## Required task
Copy out the listing in full, exactly as written, but not its pictures.

## Material shown

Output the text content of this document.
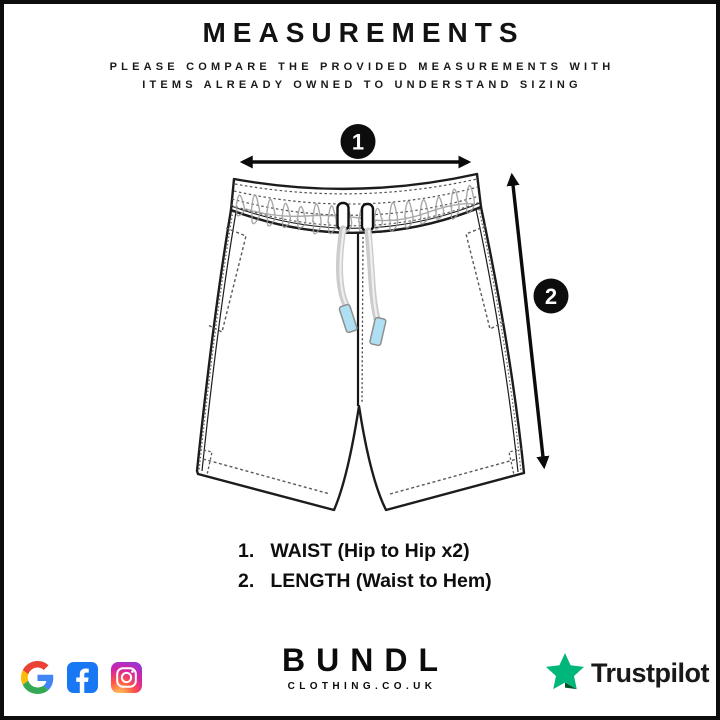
MEASUREMENTS
PLEASE COMPARE THE PROVIDED MEASUREMENTS WITH
ITEMS ALREADY OWNED TO UNDERSTAND SIZING
1
2
1. WAIST (Hip to Hip x2)
2. LENGTH (Waist to Hem)
BUNDL
CLOTHING.CO.UK	Trustpilot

## Complete response
Output the text content of this document.
MEASUREMENTS
PLEASE COMPARE THE PROVIDED MEASUREMENTS WITH
ITEMS ALREADY OWNED TO UNDERSTAND SIZING
1
2
1. WAIST (Hip to Hip x2)
2. LENGTH (Waist to Hem)
BUNDL
CLOTHING.CO.UK	Trustpilot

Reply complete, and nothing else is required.